▶ [DATASET ENTRIES]

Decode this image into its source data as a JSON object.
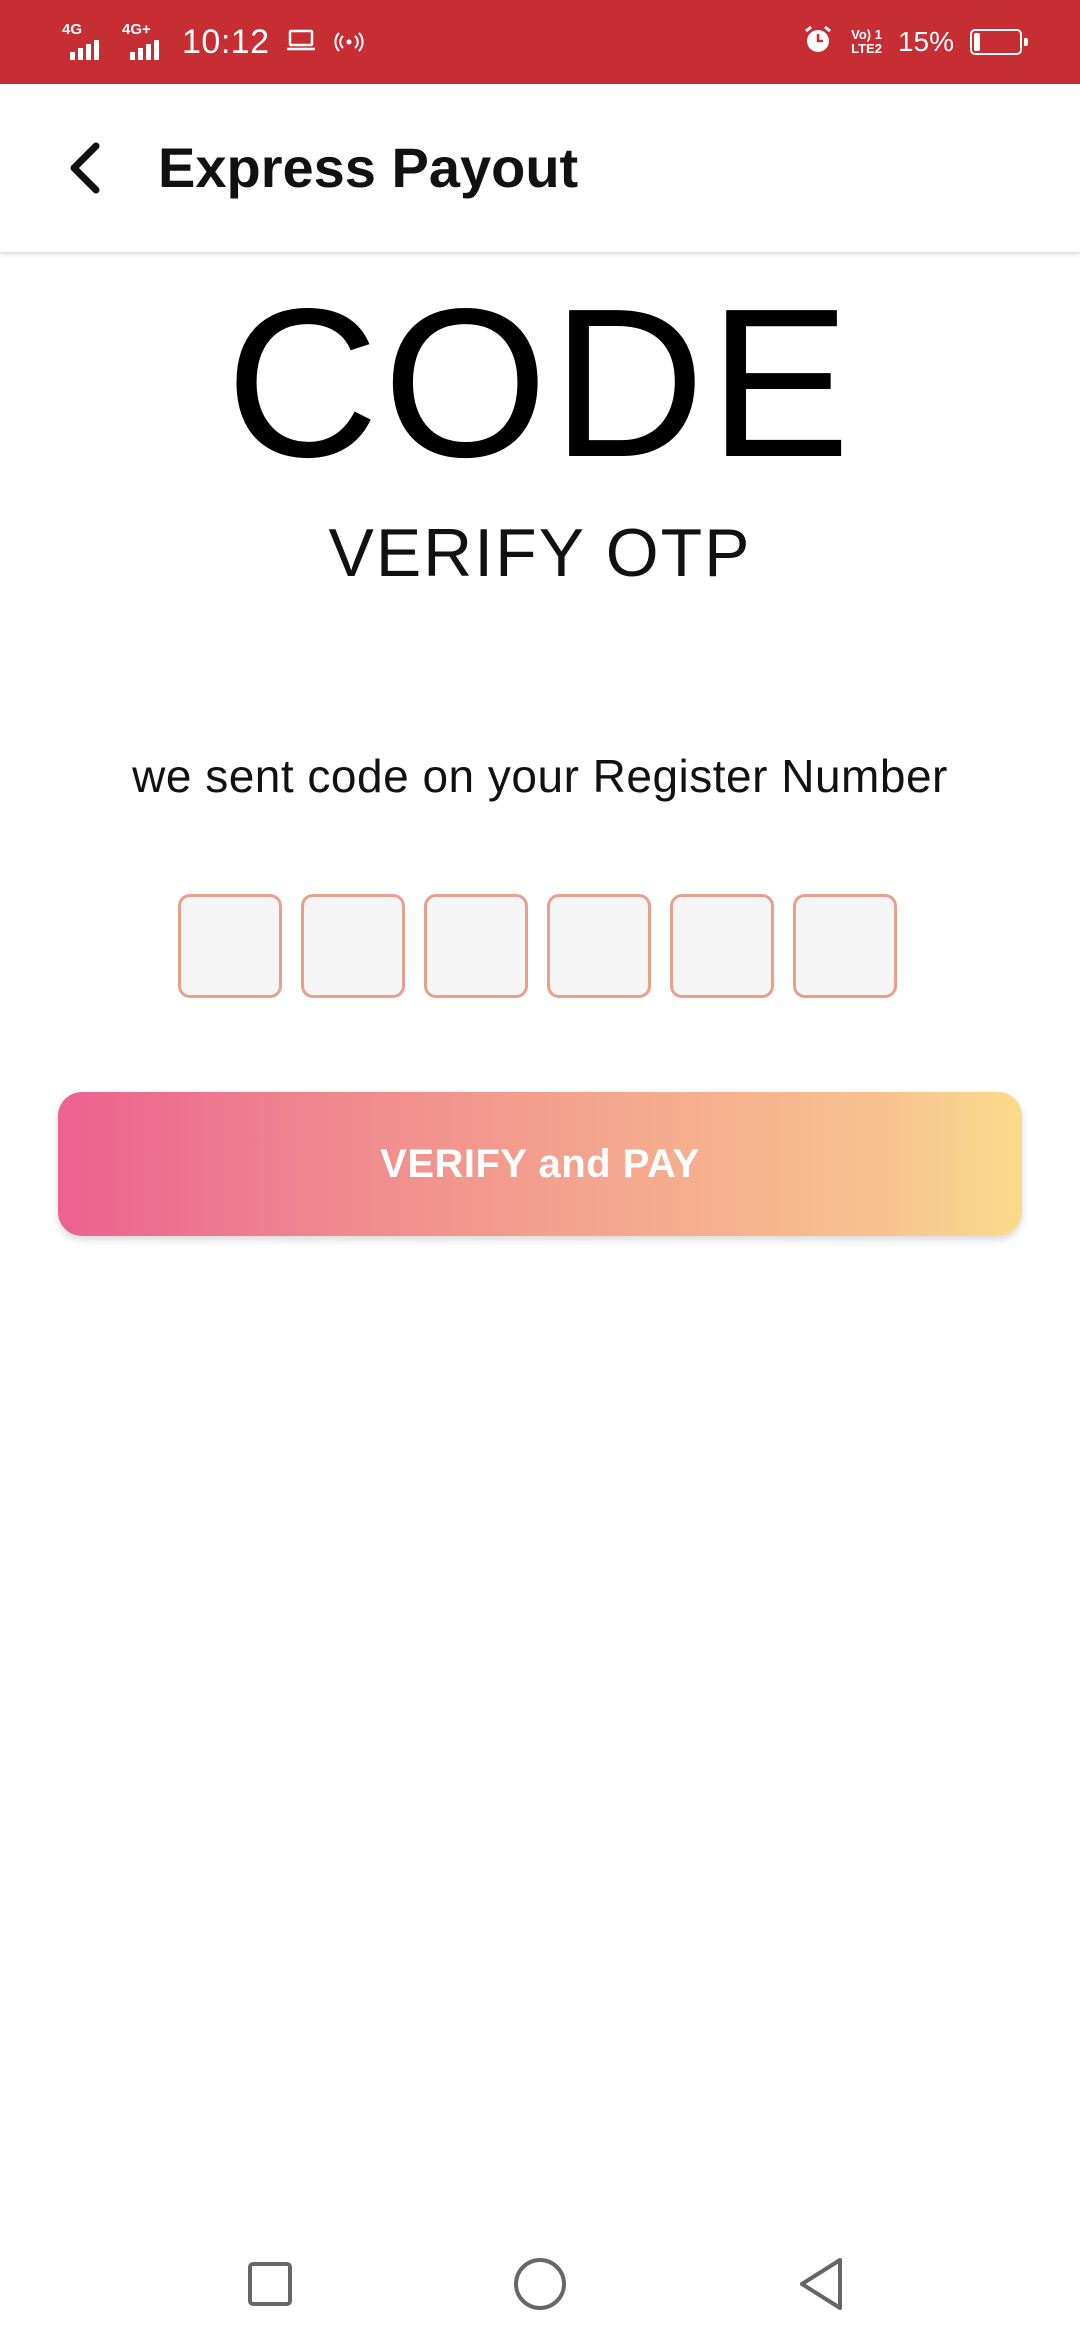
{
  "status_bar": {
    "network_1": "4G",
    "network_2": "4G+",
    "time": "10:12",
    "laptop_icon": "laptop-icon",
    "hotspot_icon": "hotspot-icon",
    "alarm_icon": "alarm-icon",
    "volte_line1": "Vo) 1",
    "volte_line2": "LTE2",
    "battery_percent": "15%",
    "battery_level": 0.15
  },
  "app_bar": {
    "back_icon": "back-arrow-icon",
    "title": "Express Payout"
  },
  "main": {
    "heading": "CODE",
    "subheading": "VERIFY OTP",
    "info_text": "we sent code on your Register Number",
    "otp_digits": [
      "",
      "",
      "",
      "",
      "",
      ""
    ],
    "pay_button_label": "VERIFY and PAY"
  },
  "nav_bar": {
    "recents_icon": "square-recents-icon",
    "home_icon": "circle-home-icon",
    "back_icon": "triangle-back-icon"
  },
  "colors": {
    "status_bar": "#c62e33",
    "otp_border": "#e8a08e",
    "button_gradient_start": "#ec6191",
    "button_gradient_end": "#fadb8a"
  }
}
---
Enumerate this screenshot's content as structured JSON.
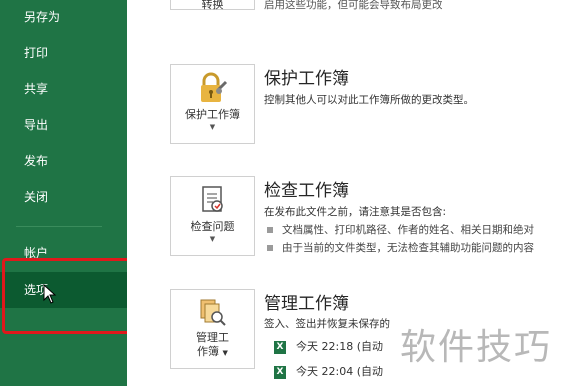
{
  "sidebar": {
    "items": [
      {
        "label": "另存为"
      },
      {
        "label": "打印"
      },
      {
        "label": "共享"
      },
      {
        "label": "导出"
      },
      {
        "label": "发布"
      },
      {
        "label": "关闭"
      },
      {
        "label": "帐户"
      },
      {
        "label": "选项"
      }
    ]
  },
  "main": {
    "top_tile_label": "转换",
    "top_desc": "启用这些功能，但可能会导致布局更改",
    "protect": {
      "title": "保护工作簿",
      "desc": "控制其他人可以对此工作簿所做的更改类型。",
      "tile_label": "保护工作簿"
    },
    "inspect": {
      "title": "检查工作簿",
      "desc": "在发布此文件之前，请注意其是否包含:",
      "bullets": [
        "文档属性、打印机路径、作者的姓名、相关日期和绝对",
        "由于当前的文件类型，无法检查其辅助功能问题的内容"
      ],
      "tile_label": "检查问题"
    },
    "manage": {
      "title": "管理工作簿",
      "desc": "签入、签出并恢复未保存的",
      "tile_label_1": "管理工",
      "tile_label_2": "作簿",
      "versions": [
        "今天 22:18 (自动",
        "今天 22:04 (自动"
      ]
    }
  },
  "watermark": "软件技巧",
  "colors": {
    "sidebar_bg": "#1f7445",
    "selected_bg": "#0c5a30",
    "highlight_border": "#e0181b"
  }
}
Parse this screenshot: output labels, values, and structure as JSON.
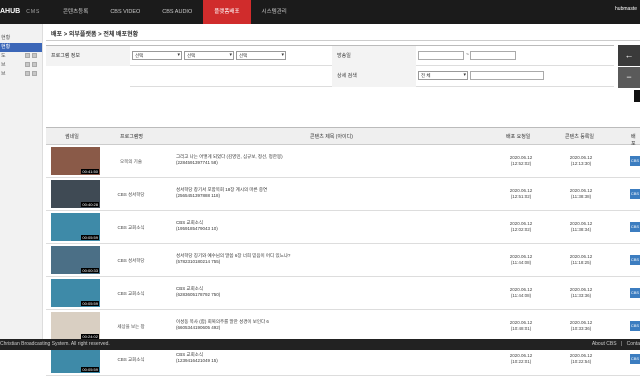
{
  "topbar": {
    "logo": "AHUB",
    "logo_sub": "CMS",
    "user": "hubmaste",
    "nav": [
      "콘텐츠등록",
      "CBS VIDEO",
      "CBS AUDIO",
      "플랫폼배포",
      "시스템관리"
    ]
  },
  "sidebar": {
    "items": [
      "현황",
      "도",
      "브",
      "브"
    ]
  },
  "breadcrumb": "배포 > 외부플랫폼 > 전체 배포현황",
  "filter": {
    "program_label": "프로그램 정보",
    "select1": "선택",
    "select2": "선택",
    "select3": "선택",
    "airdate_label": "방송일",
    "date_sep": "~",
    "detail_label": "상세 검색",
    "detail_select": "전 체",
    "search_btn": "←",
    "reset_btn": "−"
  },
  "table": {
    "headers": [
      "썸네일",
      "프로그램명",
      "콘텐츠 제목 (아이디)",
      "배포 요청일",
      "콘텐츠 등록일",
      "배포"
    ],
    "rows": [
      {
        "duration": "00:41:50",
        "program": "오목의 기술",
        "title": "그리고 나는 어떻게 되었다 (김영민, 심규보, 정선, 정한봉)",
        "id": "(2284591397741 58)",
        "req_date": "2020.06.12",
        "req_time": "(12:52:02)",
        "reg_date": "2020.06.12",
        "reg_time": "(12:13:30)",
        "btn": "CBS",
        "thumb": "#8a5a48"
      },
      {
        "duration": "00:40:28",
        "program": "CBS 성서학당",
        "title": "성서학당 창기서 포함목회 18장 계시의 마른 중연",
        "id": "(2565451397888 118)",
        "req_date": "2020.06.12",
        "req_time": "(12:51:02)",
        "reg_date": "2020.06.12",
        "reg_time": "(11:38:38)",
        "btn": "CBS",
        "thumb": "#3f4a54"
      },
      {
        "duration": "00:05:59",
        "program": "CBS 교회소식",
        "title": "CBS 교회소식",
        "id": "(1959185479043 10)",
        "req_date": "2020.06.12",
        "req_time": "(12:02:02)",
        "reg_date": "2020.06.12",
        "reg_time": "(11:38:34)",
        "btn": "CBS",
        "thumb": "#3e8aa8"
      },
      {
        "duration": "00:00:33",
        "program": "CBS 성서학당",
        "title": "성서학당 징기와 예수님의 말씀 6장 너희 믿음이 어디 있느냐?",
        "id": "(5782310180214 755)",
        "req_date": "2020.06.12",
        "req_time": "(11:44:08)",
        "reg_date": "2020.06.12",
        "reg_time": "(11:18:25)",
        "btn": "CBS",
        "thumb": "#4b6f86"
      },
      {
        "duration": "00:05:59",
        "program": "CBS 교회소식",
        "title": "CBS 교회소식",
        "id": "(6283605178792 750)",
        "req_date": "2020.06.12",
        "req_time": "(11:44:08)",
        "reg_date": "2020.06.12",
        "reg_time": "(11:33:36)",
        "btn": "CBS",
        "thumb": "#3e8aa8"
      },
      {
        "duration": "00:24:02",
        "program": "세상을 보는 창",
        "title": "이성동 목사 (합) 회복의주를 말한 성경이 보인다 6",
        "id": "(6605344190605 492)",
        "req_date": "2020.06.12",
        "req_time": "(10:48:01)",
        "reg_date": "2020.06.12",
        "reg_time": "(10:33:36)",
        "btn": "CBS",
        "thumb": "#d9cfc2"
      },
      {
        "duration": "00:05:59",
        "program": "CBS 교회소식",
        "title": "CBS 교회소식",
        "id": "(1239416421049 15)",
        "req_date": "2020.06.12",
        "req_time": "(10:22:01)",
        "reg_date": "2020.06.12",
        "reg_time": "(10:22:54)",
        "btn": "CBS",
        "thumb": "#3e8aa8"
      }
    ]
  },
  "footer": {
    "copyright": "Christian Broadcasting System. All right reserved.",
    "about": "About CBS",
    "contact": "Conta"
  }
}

▶ [WHAT TO PRODUCE] Copy in full each line that holds the word "duration".

▶ [THE RESULT]
        "duration": "00:41:50",
        "duration": "00:40:28",
        "duration": "00:05:59",
        "duration": "00:00:33",
        "duration": "00:05:59",
        "duration": "00:24:02",
        "duration": "00:05:59",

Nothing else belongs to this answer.